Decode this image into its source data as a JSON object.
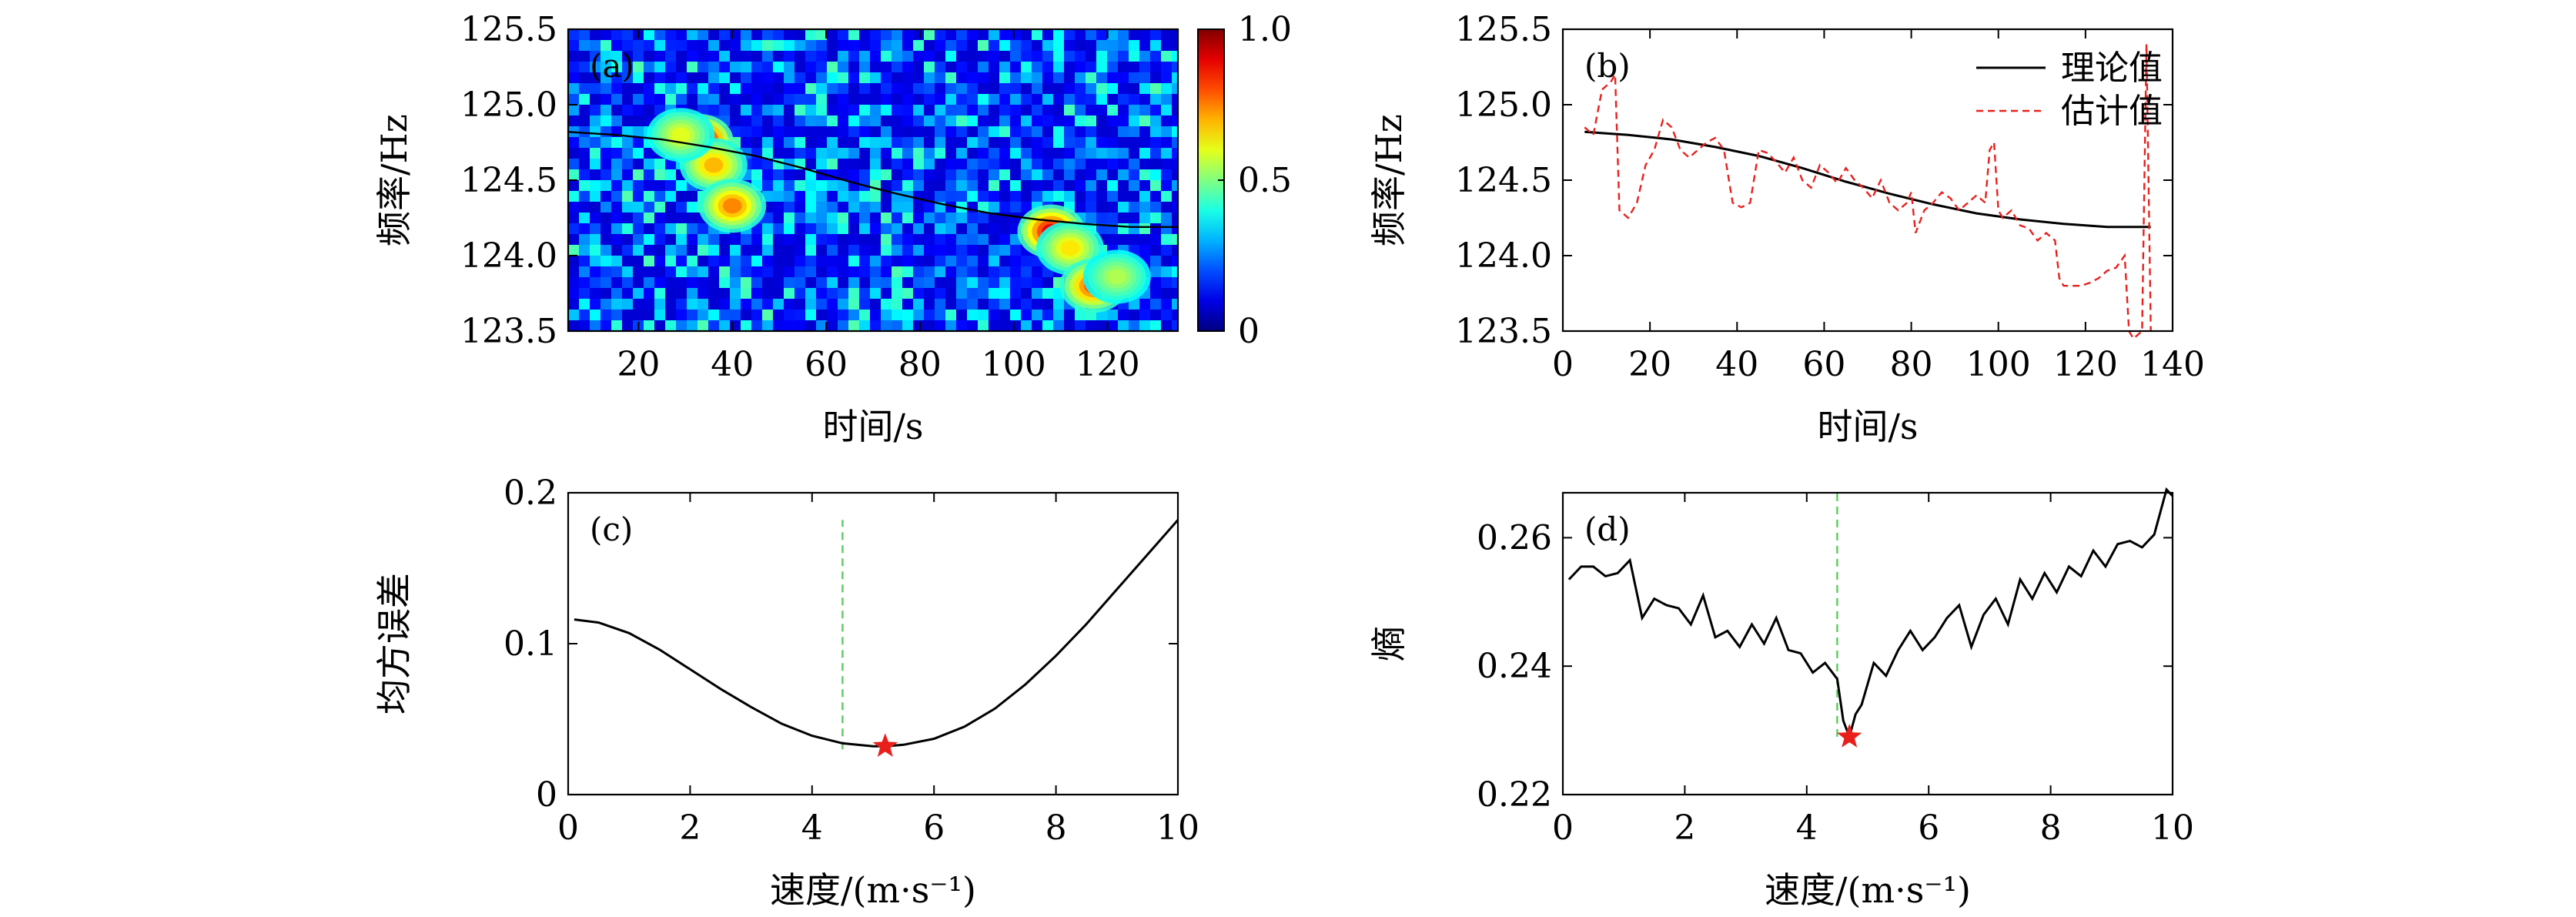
{
  "chart_data": [
    {
      "id": "a",
      "type": "heatmap",
      "panel_label": "(a)",
      "xlabel": "时间/s",
      "ylabel": "频率/Hz",
      "xlim": [
        5,
        135
      ],
      "ylim": [
        123.5,
        125.5
      ],
      "xticks": [
        20,
        40,
        60,
        80,
        100,
        120
      ],
      "yticks": [
        "123.5",
        "124.0",
        "124.5",
        "125.0",
        "125.5"
      ],
      "colorbar": {
        "ticks": [
          "0",
          "0.5",
          "1.0"
        ],
        "range": [
          0,
          1
        ],
        "colormap": "jet"
      },
      "overlay_line": {
        "x": [
          5,
          15,
          25,
          35,
          45,
          55,
          65,
          75,
          85,
          95,
          105,
          115,
          125,
          135
        ],
        "y": [
          124.82,
          124.8,
          124.77,
          124.72,
          124.66,
          124.58,
          124.49,
          124.41,
          124.34,
          124.28,
          124.24,
          124.21,
          124.19,
          124.19
        ]
      },
      "hotspots": [
        {
          "x": 33,
          "y": 124.76,
          "v": 1.0
        },
        {
          "x": 36,
          "y": 124.6,
          "v": 0.7
        },
        {
          "x": 40,
          "y": 124.33,
          "v": 0.75
        },
        {
          "x": 29,
          "y": 124.8,
          "v": 0.6
        },
        {
          "x": 108,
          "y": 124.16,
          "v": 0.9
        },
        {
          "x": 112,
          "y": 124.05,
          "v": 0.65
        },
        {
          "x": 117,
          "y": 123.8,
          "v": 0.8
        },
        {
          "x": 122,
          "y": 123.86,
          "v": 0.55
        }
      ]
    },
    {
      "id": "b",
      "type": "line",
      "panel_label": "(b)",
      "xlabel": "时间/s",
      "ylabel": "频率/Hz",
      "xlim": [
        0,
        140
      ],
      "ylim": [
        123.5,
        125.5
      ],
      "xticks": [
        0,
        20,
        40,
        60,
        80,
        100,
        120,
        140
      ],
      "yticks": [
        "123.5",
        "124.0",
        "124.5",
        "125.0",
        "125.5"
      ],
      "legend_position": "top-right",
      "series": [
        {
          "name": "理论值",
          "color": "#000000",
          "style": "solid",
          "x": [
            5,
            15,
            25,
            35,
            45,
            55,
            65,
            75,
            85,
            95,
            105,
            115,
            125,
            135
          ],
          "y": [
            124.82,
            124.8,
            124.77,
            124.72,
            124.66,
            124.58,
            124.49,
            124.41,
            124.34,
            124.28,
            124.24,
            124.21,
            124.19,
            124.19
          ]
        },
        {
          "name": "估计值",
          "color": "#e8201c",
          "style": "dashed",
          "x": [
            5,
            7,
            9,
            11,
            12,
            13,
            15,
            17,
            19,
            21,
            23,
            25,
            27,
            29,
            31,
            33,
            35,
            37,
            39,
            41,
            43,
            45,
            47,
            49,
            51,
            53,
            55,
            57,
            59,
            61,
            63,
            65,
            67,
            69,
            71,
            73,
            75,
            77,
            79,
            80,
            81,
            83,
            85,
            87,
            89,
            91,
            93,
            95,
            97,
            98,
            99,
            100,
            101,
            103,
            105,
            107,
            109,
            111,
            113,
            114,
            115,
            117,
            119,
            121,
            123,
            125,
            127,
            129,
            130,
            131,
            133,
            134,
            135
          ],
          "y": [
            124.85,
            124.8,
            125.1,
            125.15,
            125.2,
            124.3,
            124.25,
            124.35,
            124.6,
            124.7,
            124.9,
            124.85,
            124.7,
            124.65,
            124.7,
            124.75,
            124.78,
            124.7,
            124.35,
            124.32,
            124.35,
            124.7,
            124.68,
            124.62,
            124.55,
            124.65,
            124.5,
            124.45,
            124.6,
            124.55,
            124.48,
            124.58,
            124.5,
            124.45,
            124.38,
            124.5,
            124.35,
            124.3,
            124.35,
            124.42,
            124.15,
            124.3,
            124.35,
            124.42,
            124.38,
            124.3,
            124.35,
            124.4,
            124.35,
            124.7,
            124.75,
            124.3,
            124.25,
            124.3,
            124.2,
            124.18,
            124.1,
            124.15,
            124.1,
            123.85,
            123.8,
            123.8,
            123.8,
            123.82,
            123.85,
            123.9,
            123.92,
            124.0,
            123.5,
            123.45,
            123.5,
            125.4,
            123.5
          ]
        }
      ]
    },
    {
      "id": "c",
      "type": "line",
      "panel_label": "(c)",
      "xlabel": "速度/(m·s⁻¹)",
      "ylabel": "均方误差",
      "xlim": [
        0,
        10
      ],
      "ylim": [
        0,
        0.2
      ],
      "xticks": [
        0,
        2,
        4,
        6,
        8,
        10
      ],
      "yticks": [
        "0",
        "0.1",
        "0.2"
      ],
      "series": [
        {
          "color": "#000000",
          "x": [
            0.1,
            0.5,
            1,
            1.5,
            2,
            2.5,
            3,
            3.5,
            4,
            4.5,
            5,
            5.2,
            5.5,
            6,
            6.5,
            7,
            7.5,
            8,
            8.5,
            9,
            9.5,
            10
          ],
          "y": [
            0.116,
            0.114,
            0.107,
            0.096,
            0.083,
            0.07,
            0.058,
            0.047,
            0.039,
            0.034,
            0.032,
            0.032,
            0.033,
            0.037,
            0.045,
            0.057,
            0.073,
            0.092,
            0.113,
            0.136,
            0.159,
            0.182
          ]
        }
      ],
      "marker": {
        "x": 5.2,
        "y": 0.032,
        "symbol": "star",
        "color": "#e8201c"
      },
      "vline": {
        "x": 4.5,
        "y": [
          0.03,
          0.182
        ],
        "color": "#5ec85e",
        "style": "dashed"
      }
    },
    {
      "id": "d",
      "type": "line",
      "panel_label": "(d)",
      "xlabel": "速度/(m·s⁻¹)",
      "ylabel": "熵",
      "xlim": [
        0,
        10
      ],
      "ylim": [
        0.22,
        0.267
      ],
      "xticks": [
        0,
        2,
        4,
        6,
        8,
        10
      ],
      "yticks": [
        "0.22",
        "0.24",
        "0.26"
      ],
      "series": [
        {
          "color": "#000000",
          "x": [
            0.1,
            0.3,
            0.5,
            0.7,
            0.9,
            1.1,
            1.3,
            1.5,
            1.7,
            1.9,
            2.1,
            2.3,
            2.5,
            2.7,
            2.9,
            3.1,
            3.3,
            3.5,
            3.7,
            3.9,
            4.1,
            4.3,
            4.5,
            4.6,
            4.7,
            4.8,
            4.9,
            5.1,
            5.3,
            5.5,
            5.7,
            5.9,
            6.1,
            6.3,
            6.5,
            6.7,
            6.9,
            7.1,
            7.3,
            7.5,
            7.7,
            7.9,
            8.1,
            8.3,
            8.5,
            8.7,
            8.9,
            9.1,
            9.3,
            9.5,
            9.7,
            9.9,
            10
          ],
          "y": [
            0.2535,
            0.2555,
            0.2555,
            0.254,
            0.2545,
            0.2565,
            0.2475,
            0.2505,
            0.2495,
            0.249,
            0.2465,
            0.251,
            0.2445,
            0.2455,
            0.243,
            0.2465,
            0.2435,
            0.2475,
            0.2425,
            0.242,
            0.239,
            0.2405,
            0.238,
            0.2315,
            0.229,
            0.2325,
            0.234,
            0.2405,
            0.2385,
            0.2425,
            0.2455,
            0.2425,
            0.2445,
            0.2475,
            0.2495,
            0.243,
            0.248,
            0.2505,
            0.2465,
            0.2535,
            0.2505,
            0.2545,
            0.2515,
            0.2555,
            0.254,
            0.258,
            0.2555,
            0.259,
            0.2595,
            0.2585,
            0.2605,
            0.2675,
            0.2665
          ]
        }
      ],
      "marker": {
        "x": 4.7,
        "y": 0.229,
        "symbol": "star",
        "color": "#e8201c"
      },
      "vline": {
        "x": 4.5,
        "y": [
          0.229,
          0.2673
        ],
        "color": "#5ec85e",
        "style": "dashed"
      }
    }
  ]
}
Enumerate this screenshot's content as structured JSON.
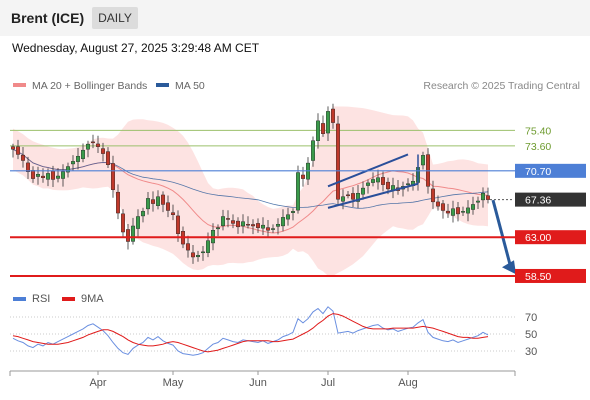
{
  "header": {
    "title": "Brent (ICE)",
    "timeframe": "DAILY",
    "datetime": "Wednesday, August 27, 2025 3:29:48 AM CET"
  },
  "legend": {
    "items": [
      {
        "label": "MA 20 + Bollinger Bands",
        "color": "#f08a8a"
      },
      {
        "label": "MA 50",
        "color": "#2a5a9a"
      }
    ],
    "copyright": "Research © 2025 Trading Central"
  },
  "chart_data": [
    {
      "type": "candlestick",
      "title": "",
      "y_range": [
        57.8,
        79.5
      ],
      "x_tick_labels": [
        "Apr",
        "May",
        "Jun",
        "Jul",
        "Aug"
      ],
      "levels": [
        {
          "label": "75.40",
          "value": 75.4,
          "kind": "line",
          "color": "#9bc06b"
        },
        {
          "label": "73.60",
          "value": 73.6,
          "kind": "line",
          "color": "#9bc06b"
        },
        {
          "label": "70.70",
          "value": 70.7,
          "kind": "tag",
          "color": "#4d7fd6"
        },
        {
          "label": "67.36",
          "value": 67.36,
          "kind": "tag",
          "color": "#333333"
        },
        {
          "label": "63.00",
          "value": 63.0,
          "kind": "tag",
          "color": "#e01b1b"
        },
        {
          "label": "58.50",
          "value": 58.5,
          "kind": "tag",
          "color": "#e01b1b"
        }
      ],
      "close_series": [
        73.2,
        72.6,
        71.9,
        70.6,
        69.8,
        70.3,
        69.9,
        70.4,
        69.7,
        70.1,
        70.6,
        71.2,
        71.8,
        72.4,
        73.1,
        73.8,
        74.0,
        73.5,
        72.7,
        71.4,
        68.5,
        65.8,
        63.6,
        62.5,
        64.3,
        65.4,
        66.0,
        67.5,
        66.9,
        67.7,
        66.8,
        66.1,
        65.6,
        63.4,
        62.2,
        61.5,
        60.7,
        60.9,
        61.3,
        62.6,
        63.8,
        64.1,
        65.4,
        65.1,
        64.6,
        64.2,
        64.8,
        64.5,
        64.3,
        64.1,
        64.4,
        63.8,
        64.0,
        64.5,
        65.3,
        65.6,
        66.0,
        70.5,
        69.8,
        71.6,
        74.2,
        76.5,
        75.0,
        77.6,
        76.3,
        67.4,
        67.7,
        67.9,
        67.4,
        68.1,
        68.7,
        69.3,
        69.7,
        69.9,
        69.1,
        68.6,
        69.0,
        68.4,
        68.9,
        69.2,
        69.5,
        71.1,
        72.5,
        68.9,
        67.1,
        66.6,
        66.1,
        65.8,
        66.3,
        65.7,
        66.0,
        66.4,
        66.8,
        67.2,
        68.1,
        67.36
      ],
      "ma50_range": "68.2 to 74.4",
      "bollinger": "upper/lower bands around MA 20"
    },
    {
      "type": "line",
      "title": "",
      "legend": [
        "RSI",
        "9MA"
      ],
      "y_ticks": [
        30,
        50,
        70
      ],
      "rsi_series": [
        45,
        42,
        40,
        36,
        34,
        38,
        36,
        40,
        38,
        41,
        44,
        47,
        50,
        53,
        56,
        60,
        62,
        58,
        54,
        48,
        40,
        33,
        28,
        26,
        33,
        37,
        40,
        46,
        43,
        47,
        42,
        39,
        37,
        30,
        27,
        26,
        25,
        26,
        28,
        33,
        38,
        40,
        45,
        43,
        41,
        40,
        43,
        42,
        41,
        40,
        42,
        39,
        41,
        43,
        47,
        49,
        52,
        68,
        63,
        68,
        76,
        80,
        74,
        82,
        77,
        51,
        52,
        53,
        51,
        54,
        56,
        58,
        60,
        61,
        57,
        55,
        56,
        53,
        55,
        57,
        58,
        63,
        67,
        52,
        46,
        44,
        42,
        41,
        43,
        40,
        42,
        44,
        46,
        48,
        52,
        49
      ],
      "ma9_series": [
        48,
        47,
        45,
        43,
        41,
        40,
        39,
        38,
        38,
        38,
        39,
        40,
        42,
        44,
        46,
        49,
        51,
        53,
        55,
        55,
        53,
        50,
        47,
        43,
        40,
        38,
        37,
        36,
        36,
        37,
        38,
        40,
        41,
        40,
        38,
        36,
        34,
        32,
        30,
        29,
        30,
        31,
        33,
        35,
        37,
        39,
        41,
        42,
        42,
        42,
        42,
        42,
        41,
        41,
        42,
        43,
        44,
        47,
        50,
        53,
        57,
        62,
        66,
        71,
        74,
        73,
        71,
        68,
        65,
        62,
        59,
        57,
        56,
        56,
        56,
        56,
        57,
        57,
        57,
        57,
        57,
        58,
        59,
        58,
        57,
        55,
        53,
        51,
        49,
        47,
        46,
        46,
        45,
        45,
        46,
        47
      ]
    }
  ]
}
- - - - -
The problem:
Scan the material and collect every line that contains "style".

Expected output:
          "style": "solid",
          "style": "dashed",
        "style": "dashed"
        "style": "dashed"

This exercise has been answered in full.